[Figure dataset records]
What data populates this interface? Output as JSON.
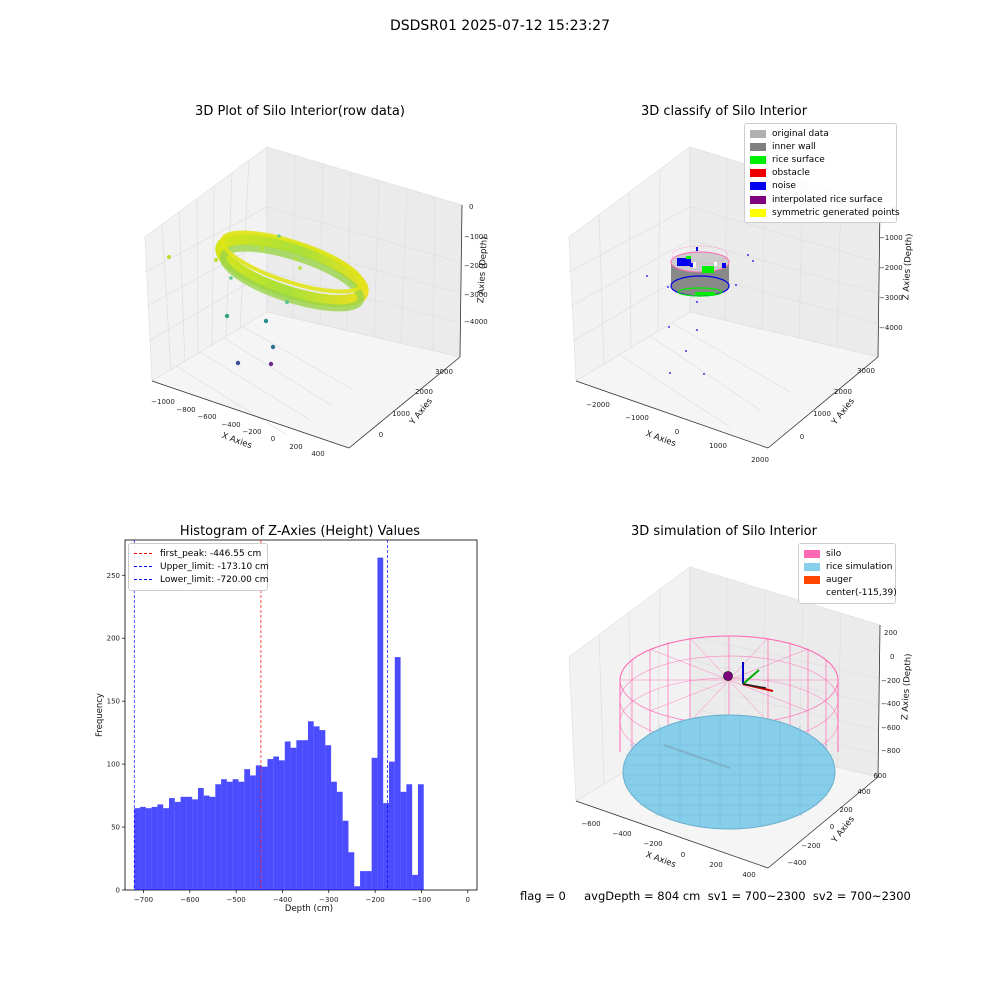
{
  "suptitle": "DSDSR01 2025-07-12 15:23:27",
  "panels": {
    "raw": {
      "title": "3D Plot of Silo Interior(row data)",
      "xlabel": "X Axies",
      "ylabel": "Y Axies",
      "zlabel": "Z Axies (Depth)",
      "xticks": [
        "−1000",
        "−800",
        "−600",
        "−400",
        "−200",
        "0",
        "200",
        "400"
      ],
      "yticks": [
        "0",
        "1000",
        "2000",
        "3000"
      ],
      "zticks": [
        "0",
        "−1000",
        "−2000",
        "−3000",
        "−4000"
      ]
    },
    "classify": {
      "title": "3D classify of Silo Interior",
      "xlabel": "X Axies",
      "ylabel": "Y Axies",
      "zlabel": "Z Axies (Depth)",
      "xticks": [
        "−2000",
        "−1000",
        "0",
        "1000",
        "2000"
      ],
      "yticks": [
        "0",
        "1000",
        "2000",
        "3000"
      ],
      "zticks": [
        "0",
        "−1000",
        "−2000",
        "−3000",
        "−4000"
      ],
      "legend": [
        {
          "label": "original data",
          "color": "#b0b0b0"
        },
        {
          "label": "inner wall",
          "color": "#808080"
        },
        {
          "label": "rice surface",
          "color": "#00ee00"
        },
        {
          "label": "obstacle",
          "color": "#ee0000"
        },
        {
          "label": "noise",
          "color": "#0000ee"
        },
        {
          "label": "interpolated rice surface",
          "color": "#800080"
        },
        {
          "label": "symmetric generated points",
          "color": "#ffff00"
        }
      ]
    },
    "simulation": {
      "title": "3D simulation of Silo Interior",
      "xlabel": "X Axies",
      "ylabel": "Y Axies",
      "zlabel": "Z Axies (Depth)",
      "xticks": [
        "−600",
        "−400",
        "−200",
        "0",
        "200",
        "400"
      ],
      "yticks": [
        "−400",
        "−200",
        "0",
        "200",
        "400",
        "600"
      ],
      "zticks": [
        "200",
        "0",
        "−200",
        "−400",
        "−600",
        "−800"
      ],
      "legend": [
        {
          "label": "silo",
          "color": "#ff69b4"
        },
        {
          "label": "rice simulation",
          "color": "#87ceeb"
        },
        {
          "label": "auger",
          "color": "#ff4500"
        },
        {
          "label": "center(-115,39)",
          "color": "#ffffff"
        }
      ]
    }
  },
  "footer": {
    "text": "flag = 0     avgDepth = 804 cm  sv1 = 700~2300  sv2 = 700~2300"
  },
  "chart_data": [
    {
      "type": "bar",
      "title": "Histogram of Z-Axies (Height) Values",
      "xlabel": "Depth (cm)",
      "ylabel": "Frequency",
      "xlim": [
        -740,
        20
      ],
      "ylim": [
        0,
        278
      ],
      "bin_start": -720,
      "bin_width": 12.5,
      "values": [
        65,
        66,
        65,
        66,
        68,
        65,
        73,
        70,
        74,
        74,
        72,
        81,
        75,
        74,
        84,
        88,
        86,
        88,
        86,
        96,
        91,
        99,
        98,
        104,
        106,
        103,
        118,
        113,
        119,
        119,
        134,
        130,
        127,
        115,
        86,
        78,
        55,
        30,
        3,
        15,
        15,
        105,
        264,
        69,
        102,
        185,
        78,
        84,
        12,
        84
      ],
      "series_color": "#0000ff",
      "xticks": [
        -700,
        -600,
        -500,
        -400,
        -300,
        -200,
        -100,
        0
      ],
      "yticks": [
        0,
        50,
        100,
        150,
        200,
        250
      ],
      "vlines": [
        {
          "label": "first_peak: -446.55 cm",
          "x": -446.55,
          "color": "#ff0000"
        },
        {
          "label": "Upper_limit: -173.10 cm",
          "x": -173.1,
          "color": "#0000ff"
        },
        {
          "label": "Lower_limit: -720.00 cm",
          "x": -720.0,
          "color": "#0000ff"
        }
      ]
    }
  ]
}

* _Request_
Copy each line of the listing that holds the word "rice".

* _Expected answer_
          "label": "rice surface",
          "label": "interpolated rice surface",
          "label": "rice simulation",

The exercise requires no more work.